_WHAT THE EXERCISE ASKS_.
Print every entry exactly as written.

——

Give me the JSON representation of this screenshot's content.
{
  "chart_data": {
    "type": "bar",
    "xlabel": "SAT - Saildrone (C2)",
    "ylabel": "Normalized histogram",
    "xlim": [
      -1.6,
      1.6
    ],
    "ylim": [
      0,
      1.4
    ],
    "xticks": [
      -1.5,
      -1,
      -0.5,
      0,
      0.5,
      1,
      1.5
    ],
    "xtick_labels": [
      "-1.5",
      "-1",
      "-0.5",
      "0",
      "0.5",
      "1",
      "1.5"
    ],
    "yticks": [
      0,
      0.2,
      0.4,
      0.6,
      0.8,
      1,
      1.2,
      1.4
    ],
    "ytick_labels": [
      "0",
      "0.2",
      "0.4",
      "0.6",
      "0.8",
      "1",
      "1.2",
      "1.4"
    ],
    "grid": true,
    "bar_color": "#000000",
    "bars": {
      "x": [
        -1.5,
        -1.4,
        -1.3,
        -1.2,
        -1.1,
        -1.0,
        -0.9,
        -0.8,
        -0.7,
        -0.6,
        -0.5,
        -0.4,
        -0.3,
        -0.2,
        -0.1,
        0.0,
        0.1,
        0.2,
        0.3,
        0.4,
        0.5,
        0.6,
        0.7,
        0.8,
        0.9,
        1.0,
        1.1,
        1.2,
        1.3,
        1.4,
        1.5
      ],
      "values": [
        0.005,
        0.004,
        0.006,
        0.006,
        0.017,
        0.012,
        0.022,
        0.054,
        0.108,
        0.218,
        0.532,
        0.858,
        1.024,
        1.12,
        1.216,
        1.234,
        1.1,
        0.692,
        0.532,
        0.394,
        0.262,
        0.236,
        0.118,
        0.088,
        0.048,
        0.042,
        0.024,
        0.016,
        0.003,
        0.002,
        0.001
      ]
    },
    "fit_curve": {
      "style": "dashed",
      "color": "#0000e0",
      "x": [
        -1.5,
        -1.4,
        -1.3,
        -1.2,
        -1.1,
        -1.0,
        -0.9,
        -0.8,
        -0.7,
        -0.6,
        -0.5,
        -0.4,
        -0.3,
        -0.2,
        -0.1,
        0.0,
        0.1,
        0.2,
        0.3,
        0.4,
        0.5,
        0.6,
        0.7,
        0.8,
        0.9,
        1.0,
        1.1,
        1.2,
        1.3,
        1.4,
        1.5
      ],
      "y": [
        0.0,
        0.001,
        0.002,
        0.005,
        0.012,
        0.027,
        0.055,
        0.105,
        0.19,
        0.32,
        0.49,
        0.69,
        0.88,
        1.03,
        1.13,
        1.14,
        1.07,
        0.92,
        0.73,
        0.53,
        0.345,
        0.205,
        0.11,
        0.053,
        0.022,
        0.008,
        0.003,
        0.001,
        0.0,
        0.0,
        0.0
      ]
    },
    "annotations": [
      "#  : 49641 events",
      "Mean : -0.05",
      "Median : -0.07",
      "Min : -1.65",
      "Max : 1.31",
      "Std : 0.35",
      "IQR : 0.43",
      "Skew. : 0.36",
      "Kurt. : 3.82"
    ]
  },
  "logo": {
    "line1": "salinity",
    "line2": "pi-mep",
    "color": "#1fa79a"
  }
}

——

_REPLY TO THE EXERCISE_.
Give me the JSON representation of this screenshot's content.
{
  "chart_data": {
    "type": "bar",
    "xlabel": "SAT - Saildrone (C2)",
    "ylabel": "Normalized histogram",
    "xlim": [
      -1.6,
      1.6
    ],
    "ylim": [
      0,
      1.4
    ],
    "xticks": [
      -1.5,
      -1,
      -0.5,
      0,
      0.5,
      1,
      1.5
    ],
    "xtick_labels": [
      "-1.5",
      "-1",
      "-0.5",
      "0",
      "0.5",
      "1",
      "1.5"
    ],
    "yticks": [
      0,
      0.2,
      0.4,
      0.6,
      0.8,
      1,
      1.2,
      1.4
    ],
    "ytick_labels": [
      "0",
      "0.2",
      "0.4",
      "0.6",
      "0.8",
      "1",
      "1.2",
      "1.4"
    ],
    "grid": true,
    "bar_color": "#000000",
    "bars": {
      "x": [
        -1.5,
        -1.4,
        -1.3,
        -1.2,
        -1.1,
        -1.0,
        -0.9,
        -0.8,
        -0.7,
        -0.6,
        -0.5,
        -0.4,
        -0.3,
        -0.2,
        -0.1,
        0.0,
        0.1,
        0.2,
        0.3,
        0.4,
        0.5,
        0.6,
        0.7,
        0.8,
        0.9,
        1.0,
        1.1,
        1.2,
        1.3,
        1.4,
        1.5
      ],
      "values": [
        0.005,
        0.004,
        0.006,
        0.006,
        0.017,
        0.012,
        0.022,
        0.054,
        0.108,
        0.218,
        0.532,
        0.858,
        1.024,
        1.12,
        1.216,
        1.234,
        1.1,
        0.692,
        0.532,
        0.394,
        0.262,
        0.236,
        0.118,
        0.088,
        0.048,
        0.042,
        0.024,
        0.016,
        0.003,
        0.002,
        0.001
      ]
    },
    "fit_curve": {
      "style": "dashed",
      "color": "#0000e0",
      "x": [
        -1.5,
        -1.4,
        -1.3,
        -1.2,
        -1.1,
        -1.0,
        -0.9,
        -0.8,
        -0.7,
        -0.6,
        -0.5,
        -0.4,
        -0.3,
        -0.2,
        -0.1,
        0.0,
        0.1,
        0.2,
        0.3,
        0.4,
        0.5,
        0.6,
        0.7,
        0.8,
        0.9,
        1.0,
        1.1,
        1.2,
        1.3,
        1.4,
        1.5
      ],
      "y": [
        0.0,
        0.001,
        0.002,
        0.005,
        0.012,
        0.027,
        0.055,
        0.105,
        0.19,
        0.32,
        0.49,
        0.69,
        0.88,
        1.03,
        1.13,
        1.14,
        1.07,
        0.92,
        0.73,
        0.53,
        0.345,
        0.205,
        0.11,
        0.053,
        0.022,
        0.008,
        0.003,
        0.001,
        0.0,
        0.0,
        0.0
      ]
    },
    "annotations": [
      "#  : 49641 events",
      "Mean : -0.05",
      "Median : -0.07",
      "Min : -1.65",
      "Max : 1.31",
      "Std : 0.35",
      "IQR : 0.43",
      "Skew. : 0.36",
      "Kurt. : 3.82"
    ]
  },
  "logo": {
    "line1": "salinity",
    "line2": "pi-mep",
    "color": "#1fa79a"
  }
}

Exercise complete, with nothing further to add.